What you have to do: Write every record out again exactly, and keep images out of it.

Given records:
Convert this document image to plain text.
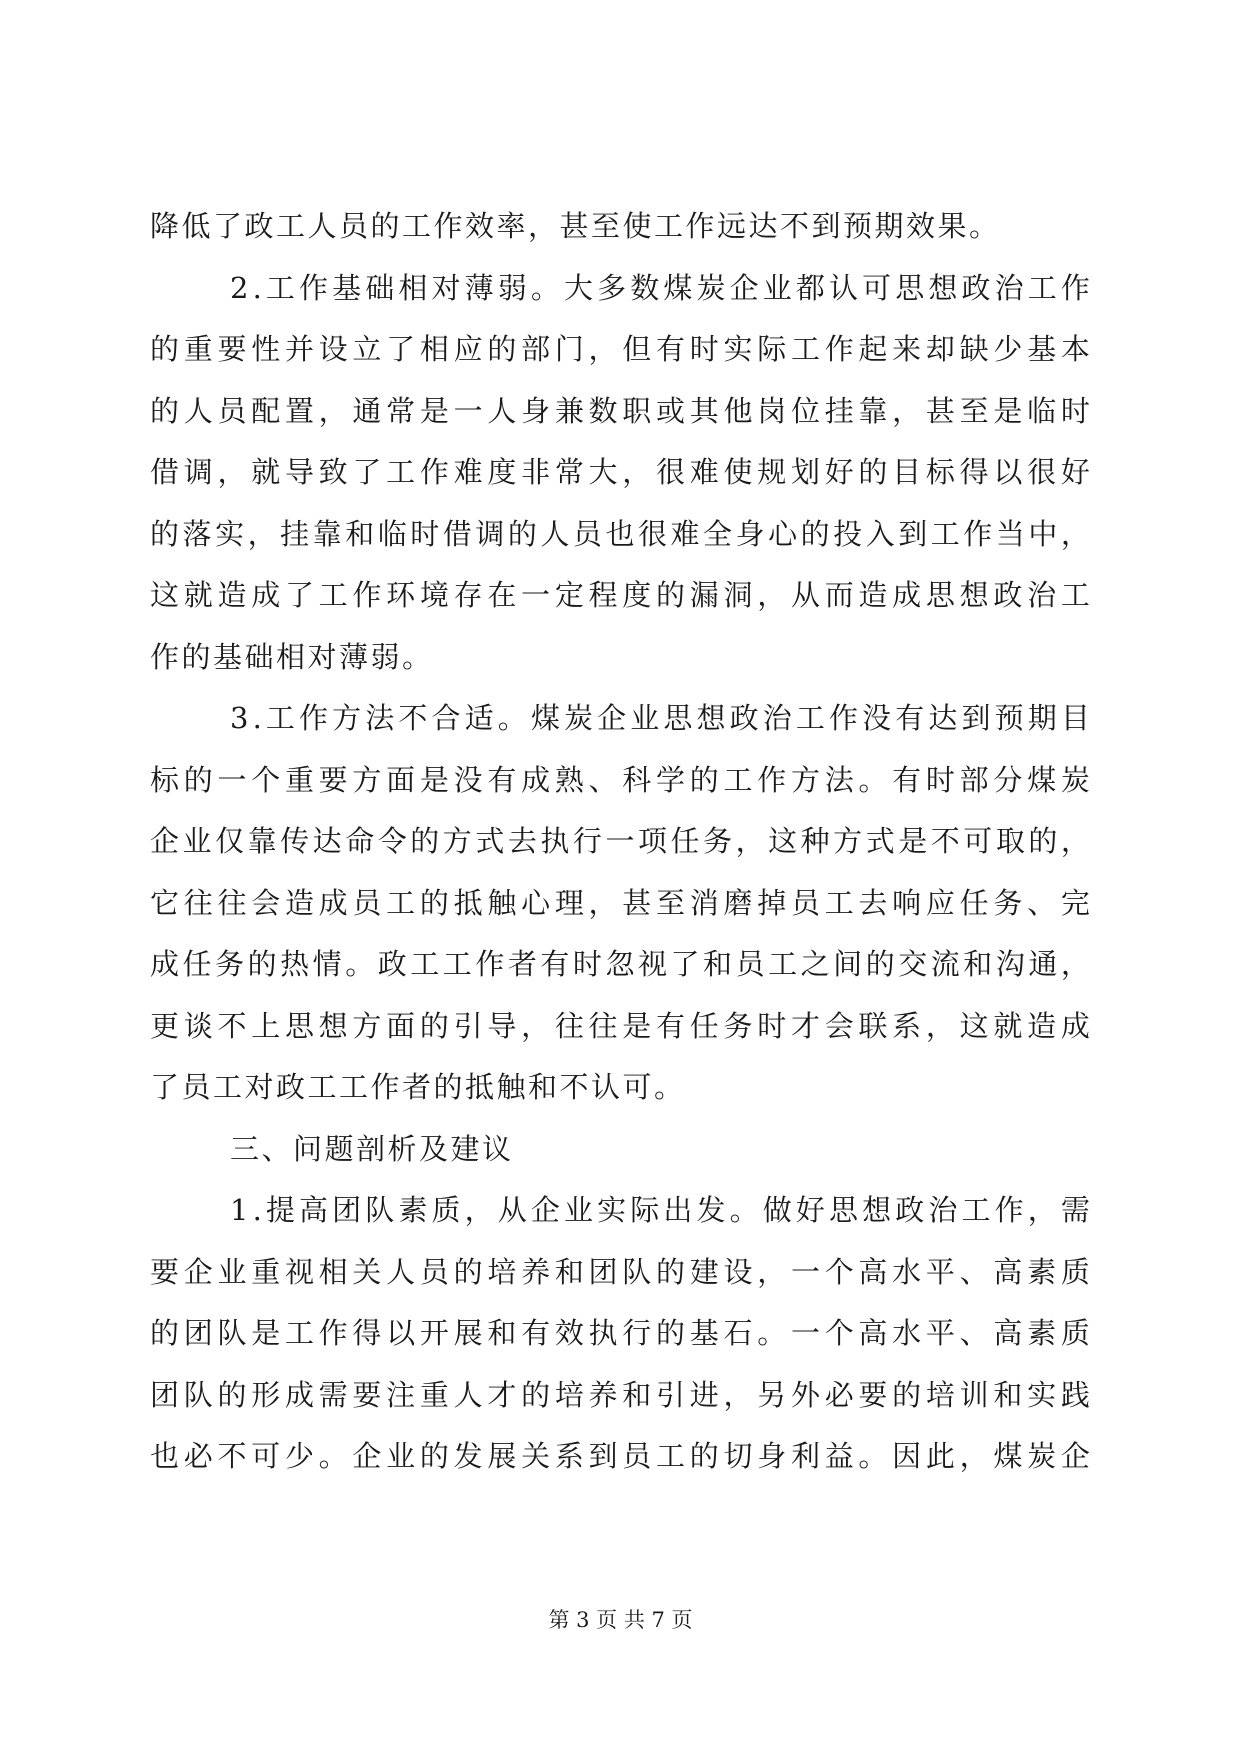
降低了政工人员的工作效率，甚至使工作远达不到预期效果。
2 . 工 作 基 础 相 对 薄 弱 。 大 多 数 煤 炭 企 业 都 认 可 思 想 政 治 工 作
的 重 要 性 并 设 立 了 相 应 的 部 门 ， 但 有 时 实 际 工 作 起 来 却 缺 少 基 本
的 人 员 配 置 ， 通 常 是 一 人 身 兼 数 职 或 其 他 岗 位 挂 靠 ， 甚 至 是 临 时
借 调 ， 就 导 致 了 工 作 难 度 非 常 大 ， 很 难 使 规 划 好 的 目 标 得 以 很 好
的 落 实 ， 挂 靠 和 临 时 借 调 的 人 员 也 很 难 全 身 心 的 投 入 到 工 作 当 中 ，
这 就 造 成 了 工 作 环 境 存 在 一 定 程 度 的 漏 洞 ， 从 而 造 成 思 想 政 治 工
作的基础相对薄弱。
3 . 工 作 方 法 不 合 适 。 煤 炭 企 业 思 想 政 治 工 作 没 有 达 到 预 期 目
标 的 一 个 重 要 方 面 是 没 有 成 熟 、 科 学 的 工 作 方 法 。 有 时 部 分 煤 炭
企 业 仅 靠 传 达 命 令 的 方 式 去 执 行 一 项 任 务 ， 这 种 方 式 是 不 可 取 的 ，
它 往 往 会 造 成 员 工 的 抵 触 心 理 ， 甚 至 消 磨 掉 员 工 去 响 应 任 务 、 完
成 任 务 的 热 情 。 政 工 工 作 者 有 时 忽 视 了 和 员 工 之 间 的 交 流 和 沟 通 ，
更 谈 不 上 思 想 方 面 的 引 导 ， 往 往 是 有 任 务 时 才 会 联 系 ， 这 就 造 成
了员工对政工工作者的抵触和不认可。
三、问题剖析及建议
1 . 提 高 团 队 素 质 ， 从 企 业 实 际 出 发 。 做 好 思 想 政 治 工 作 ， 需
要 企 业 重 视 相 关 人 员 的 培 养 和 团 队 的 建 设 ， 一 个 高 水 平 、 高 素 质
的 团 队 是 工 作 得 以 开 展 和 有 效 执 行 的 基 石 。 一 个 高 水 平 、 高 素 质
团 队 的 形 成 需 要 注 重 人 才 的 培 养 和 引 进 ， 另 外 必 要 的 培 训 和 实 践
也 必 不 可 少 。 企 业 的 发 展 关 系 到 员 工 的 切 身 利 益 。 因 此 ， 煤 炭 企
第 3 页 共 7 页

The reply:
Convert this document image to plain text.
降低了政工人员的工作效率，甚至使工作远达不到预期效果。
2 . 工 作 基 础 相 对 薄 弱 。 大 多 数 煤 炭 企 业 都 认 可 思 想 政 治 工 作
的 重 要 性 并 设 立 了 相 应 的 部 门 ， 但 有 时 实 际 工 作 起 来 却 缺 少 基 本
的 人 员 配 置 ， 通 常 是 一 人 身 兼 数 职 或 其 他 岗 位 挂 靠 ， 甚 至 是 临 时
借 调 ， 就 导 致 了 工 作 难 度 非 常 大 ， 很 难 使 规 划 好 的 目 标 得 以 很 好
的 落 实 ， 挂 靠 和 临 时 借 调 的 人 员 也 很 难 全 身 心 的 投 入 到 工 作 当 中 ，
这 就 造 成 了 工 作 环 境 存 在 一 定 程 度 的 漏 洞 ， 从 而 造 成 思 想 政 治 工
作的基础相对薄弱。
3 . 工 作 方 法 不 合 适 。 煤 炭 企 业 思 想 政 治 工 作 没 有 达 到 预 期 目
标 的 一 个 重 要 方 面 是 没 有 成 熟 、 科 学 的 工 作 方 法 。 有 时 部 分 煤 炭
企 业 仅 靠 传 达 命 令 的 方 式 去 执 行 一 项 任 务 ， 这 种 方 式 是 不 可 取 的 ，
它 往 往 会 造 成 员 工 的 抵 触 心 理 ， 甚 至 消 磨 掉 员 工 去 响 应 任 务 、 完
成 任 务 的 热 情 。 政 工 工 作 者 有 时 忽 视 了 和 员 工 之 间 的 交 流 和 沟 通 ，
更 谈 不 上 思 想 方 面 的 引 导 ， 往 往 是 有 任 务 时 才 会 联 系 ， 这 就 造 成
了员工对政工工作者的抵触和不认可。
三、问题剖析及建议
1 . 提 高 团 队 素 质 ， 从 企 业 实 际 出 发 。 做 好 思 想 政 治 工 作 ， 需
要 企 业 重 视 相 关 人 员 的 培 养 和 团 队 的 建 设 ， 一 个 高 水 平 、 高 素 质
的 团 队 是 工 作 得 以 开 展 和 有 效 执 行 的 基 石 。 一 个 高 水 平 、 高 素 质
团 队 的 形 成 需 要 注 重 人 才 的 培 养 和 引 进 ， 另 外 必 要 的 培 训 和 实 践
也 必 不 可 少 。 企 业 的 发 展 关 系 到 员 工 的 切 身 利 益 。 因 此 ， 煤 炭 企
第 3 页 共 7 页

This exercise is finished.